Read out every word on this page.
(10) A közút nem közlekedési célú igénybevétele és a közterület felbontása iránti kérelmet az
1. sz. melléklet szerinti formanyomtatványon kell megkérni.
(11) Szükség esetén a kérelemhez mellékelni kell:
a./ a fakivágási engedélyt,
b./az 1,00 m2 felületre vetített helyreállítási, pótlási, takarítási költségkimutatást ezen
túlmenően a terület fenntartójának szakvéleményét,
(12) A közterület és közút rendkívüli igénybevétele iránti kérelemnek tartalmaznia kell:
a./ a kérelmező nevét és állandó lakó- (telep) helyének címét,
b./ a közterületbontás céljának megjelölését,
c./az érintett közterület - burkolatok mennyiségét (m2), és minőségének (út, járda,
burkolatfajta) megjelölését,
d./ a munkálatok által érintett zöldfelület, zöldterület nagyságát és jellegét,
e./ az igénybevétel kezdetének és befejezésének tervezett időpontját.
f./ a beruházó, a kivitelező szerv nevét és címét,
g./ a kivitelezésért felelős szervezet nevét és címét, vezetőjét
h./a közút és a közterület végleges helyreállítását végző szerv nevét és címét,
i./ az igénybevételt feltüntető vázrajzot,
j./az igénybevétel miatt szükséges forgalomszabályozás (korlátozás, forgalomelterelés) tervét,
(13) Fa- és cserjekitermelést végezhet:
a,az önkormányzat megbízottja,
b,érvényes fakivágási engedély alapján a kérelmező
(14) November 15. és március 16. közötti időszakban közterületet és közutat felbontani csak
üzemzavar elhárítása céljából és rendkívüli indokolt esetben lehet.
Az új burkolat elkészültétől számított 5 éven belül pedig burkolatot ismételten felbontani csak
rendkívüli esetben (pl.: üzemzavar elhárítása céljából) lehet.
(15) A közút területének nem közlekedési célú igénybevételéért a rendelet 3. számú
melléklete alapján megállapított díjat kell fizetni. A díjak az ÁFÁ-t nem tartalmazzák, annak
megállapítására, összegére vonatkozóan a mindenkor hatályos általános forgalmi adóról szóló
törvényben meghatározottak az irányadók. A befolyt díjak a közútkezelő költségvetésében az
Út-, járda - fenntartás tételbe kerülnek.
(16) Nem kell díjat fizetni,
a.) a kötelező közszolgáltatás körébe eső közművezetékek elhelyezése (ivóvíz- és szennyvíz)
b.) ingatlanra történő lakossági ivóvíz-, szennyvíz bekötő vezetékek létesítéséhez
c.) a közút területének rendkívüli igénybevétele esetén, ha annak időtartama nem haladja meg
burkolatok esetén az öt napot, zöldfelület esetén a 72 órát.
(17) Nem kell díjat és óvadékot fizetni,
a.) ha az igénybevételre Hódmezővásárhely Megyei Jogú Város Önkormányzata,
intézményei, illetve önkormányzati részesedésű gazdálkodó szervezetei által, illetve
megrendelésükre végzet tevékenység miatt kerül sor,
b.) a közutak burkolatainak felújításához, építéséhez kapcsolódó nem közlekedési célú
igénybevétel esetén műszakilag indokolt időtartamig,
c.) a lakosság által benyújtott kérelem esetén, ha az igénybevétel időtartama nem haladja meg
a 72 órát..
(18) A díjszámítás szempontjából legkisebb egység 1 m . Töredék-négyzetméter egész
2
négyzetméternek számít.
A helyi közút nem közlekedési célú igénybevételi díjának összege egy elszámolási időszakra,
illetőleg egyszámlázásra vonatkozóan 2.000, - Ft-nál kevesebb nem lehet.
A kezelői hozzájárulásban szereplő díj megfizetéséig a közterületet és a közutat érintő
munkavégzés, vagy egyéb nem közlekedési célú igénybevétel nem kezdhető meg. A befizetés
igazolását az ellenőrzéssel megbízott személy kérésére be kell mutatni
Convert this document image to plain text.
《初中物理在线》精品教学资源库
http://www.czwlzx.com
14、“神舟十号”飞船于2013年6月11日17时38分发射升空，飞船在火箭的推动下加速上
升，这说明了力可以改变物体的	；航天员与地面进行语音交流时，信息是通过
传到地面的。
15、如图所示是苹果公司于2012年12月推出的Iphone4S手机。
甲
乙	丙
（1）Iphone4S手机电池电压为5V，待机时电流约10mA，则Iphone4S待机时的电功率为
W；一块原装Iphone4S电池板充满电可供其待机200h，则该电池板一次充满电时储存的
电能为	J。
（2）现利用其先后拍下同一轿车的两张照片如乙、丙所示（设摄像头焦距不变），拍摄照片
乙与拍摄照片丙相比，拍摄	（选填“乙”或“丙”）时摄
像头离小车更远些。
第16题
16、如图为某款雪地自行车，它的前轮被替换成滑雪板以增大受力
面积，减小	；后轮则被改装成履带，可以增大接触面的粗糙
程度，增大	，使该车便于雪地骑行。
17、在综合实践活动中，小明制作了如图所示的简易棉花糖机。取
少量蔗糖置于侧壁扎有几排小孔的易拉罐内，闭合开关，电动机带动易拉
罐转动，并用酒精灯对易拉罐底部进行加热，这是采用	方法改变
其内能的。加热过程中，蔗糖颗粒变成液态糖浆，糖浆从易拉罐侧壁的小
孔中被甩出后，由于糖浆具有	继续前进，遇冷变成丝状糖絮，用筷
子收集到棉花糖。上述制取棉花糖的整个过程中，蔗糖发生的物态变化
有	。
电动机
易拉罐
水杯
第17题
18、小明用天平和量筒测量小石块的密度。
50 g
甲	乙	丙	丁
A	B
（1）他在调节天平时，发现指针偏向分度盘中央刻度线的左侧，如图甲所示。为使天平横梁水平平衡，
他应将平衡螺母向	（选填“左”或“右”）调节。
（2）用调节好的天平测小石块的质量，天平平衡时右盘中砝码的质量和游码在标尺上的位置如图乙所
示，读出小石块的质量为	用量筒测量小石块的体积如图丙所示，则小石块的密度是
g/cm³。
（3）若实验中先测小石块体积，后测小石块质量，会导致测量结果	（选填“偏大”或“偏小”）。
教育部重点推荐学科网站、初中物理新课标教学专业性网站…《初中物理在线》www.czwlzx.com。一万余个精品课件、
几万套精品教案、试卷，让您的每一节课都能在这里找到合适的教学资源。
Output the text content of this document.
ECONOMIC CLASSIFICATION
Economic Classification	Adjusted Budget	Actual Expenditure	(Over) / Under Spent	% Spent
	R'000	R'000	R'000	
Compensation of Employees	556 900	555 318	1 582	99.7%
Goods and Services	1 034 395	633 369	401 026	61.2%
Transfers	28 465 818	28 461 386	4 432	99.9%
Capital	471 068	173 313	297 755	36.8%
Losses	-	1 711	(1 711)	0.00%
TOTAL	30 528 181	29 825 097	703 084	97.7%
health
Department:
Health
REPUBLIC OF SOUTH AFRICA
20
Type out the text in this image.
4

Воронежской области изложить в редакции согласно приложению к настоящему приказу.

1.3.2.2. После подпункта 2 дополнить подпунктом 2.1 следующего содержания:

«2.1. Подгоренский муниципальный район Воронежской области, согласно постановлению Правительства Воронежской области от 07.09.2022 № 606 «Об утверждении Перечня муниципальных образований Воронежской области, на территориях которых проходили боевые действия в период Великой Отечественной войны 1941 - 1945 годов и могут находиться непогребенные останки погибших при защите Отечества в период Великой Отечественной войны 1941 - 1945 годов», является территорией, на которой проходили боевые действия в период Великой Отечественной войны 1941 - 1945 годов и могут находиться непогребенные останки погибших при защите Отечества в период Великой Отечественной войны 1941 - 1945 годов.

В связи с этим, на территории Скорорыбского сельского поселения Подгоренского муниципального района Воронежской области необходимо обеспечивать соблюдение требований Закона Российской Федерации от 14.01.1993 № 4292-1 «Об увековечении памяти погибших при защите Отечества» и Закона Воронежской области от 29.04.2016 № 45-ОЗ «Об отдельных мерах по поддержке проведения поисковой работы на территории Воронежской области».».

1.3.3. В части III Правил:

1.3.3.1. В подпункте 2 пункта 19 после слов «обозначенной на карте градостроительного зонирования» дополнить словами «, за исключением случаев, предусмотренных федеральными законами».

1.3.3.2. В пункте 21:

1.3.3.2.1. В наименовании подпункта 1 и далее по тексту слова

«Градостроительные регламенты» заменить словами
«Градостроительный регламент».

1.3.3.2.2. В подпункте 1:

==================================================

Give only the number of lines in the preceding material that contain the string "burkolatok".

Reply:
2